** THE EXERCISE **
With the pictures left out, copy the listing below exactly.

** INPUT DATA **
◇ ◇ ◇ ◇

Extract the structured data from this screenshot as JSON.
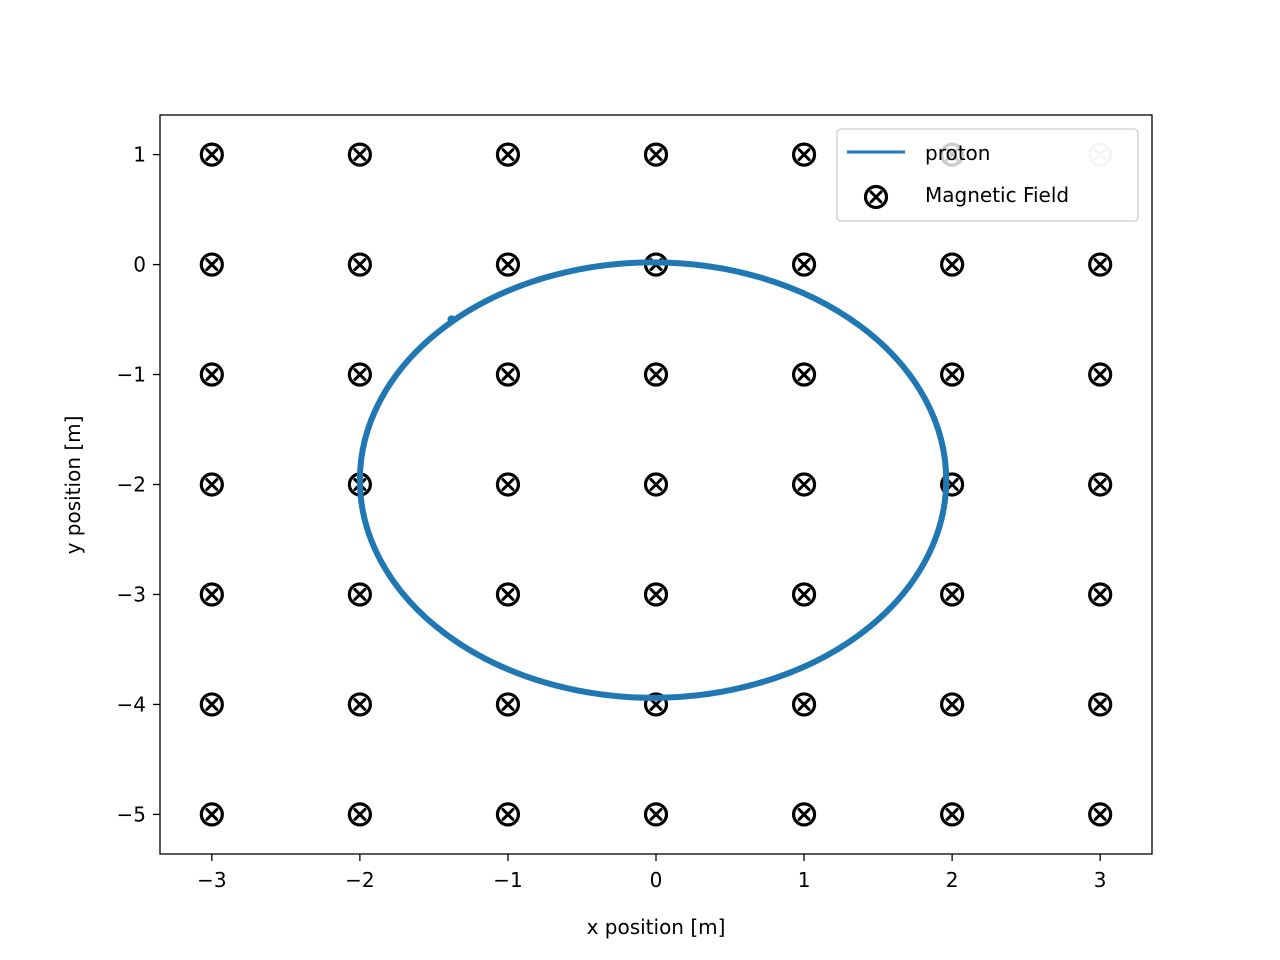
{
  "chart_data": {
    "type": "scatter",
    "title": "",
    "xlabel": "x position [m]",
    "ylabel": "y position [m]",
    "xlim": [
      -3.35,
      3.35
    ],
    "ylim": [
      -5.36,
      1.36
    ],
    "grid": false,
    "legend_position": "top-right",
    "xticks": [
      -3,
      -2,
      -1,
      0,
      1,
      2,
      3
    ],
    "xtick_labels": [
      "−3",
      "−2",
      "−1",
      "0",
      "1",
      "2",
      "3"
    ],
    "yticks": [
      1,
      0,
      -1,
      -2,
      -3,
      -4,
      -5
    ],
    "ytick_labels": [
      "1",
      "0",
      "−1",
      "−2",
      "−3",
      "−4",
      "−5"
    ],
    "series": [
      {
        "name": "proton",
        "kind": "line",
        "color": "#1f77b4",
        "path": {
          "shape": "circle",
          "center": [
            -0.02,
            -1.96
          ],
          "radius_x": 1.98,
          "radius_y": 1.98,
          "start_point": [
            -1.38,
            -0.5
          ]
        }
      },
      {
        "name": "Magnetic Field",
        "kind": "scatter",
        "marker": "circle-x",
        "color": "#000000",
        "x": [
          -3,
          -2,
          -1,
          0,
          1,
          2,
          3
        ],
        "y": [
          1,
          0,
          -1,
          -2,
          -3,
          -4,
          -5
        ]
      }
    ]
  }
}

◇ ◇ ◇ ◇

** THE SOLUTION **
Extract the structured data from this screenshot as JSON.
{
  "chart_data": {
    "type": "scatter",
    "title": "",
    "xlabel": "x position [m]",
    "ylabel": "y position [m]",
    "xlim": [
      -3.35,
      3.35
    ],
    "ylim": [
      -5.36,
      1.36
    ],
    "grid": false,
    "legend_position": "top-right",
    "xticks": [
      -3,
      -2,
      -1,
      0,
      1,
      2,
      3
    ],
    "xtick_labels": [
      "−3",
      "−2",
      "−1",
      "0",
      "1",
      "2",
      "3"
    ],
    "yticks": [
      1,
      0,
      -1,
      -2,
      -3,
      -4,
      -5
    ],
    "ytick_labels": [
      "1",
      "0",
      "−1",
      "−2",
      "−3",
      "−4",
      "−5"
    ],
    "series": [
      {
        "name": "proton",
        "kind": "line",
        "color": "#1f77b4",
        "path": {
          "shape": "circle",
          "center": [
            -0.02,
            -1.96
          ],
          "radius_x": 1.98,
          "radius_y": 1.98,
          "start_point": [
            -1.38,
            -0.5
          ]
        }
      },
      {
        "name": "Magnetic Field",
        "kind": "scatter",
        "marker": "circle-x",
        "color": "#000000",
        "x": [
          -3,
          -2,
          -1,
          0,
          1,
          2,
          3
        ],
        "y": [
          1,
          0,
          -1,
          -2,
          -3,
          -4,
          -5
        ]
      }
    ]
  }
}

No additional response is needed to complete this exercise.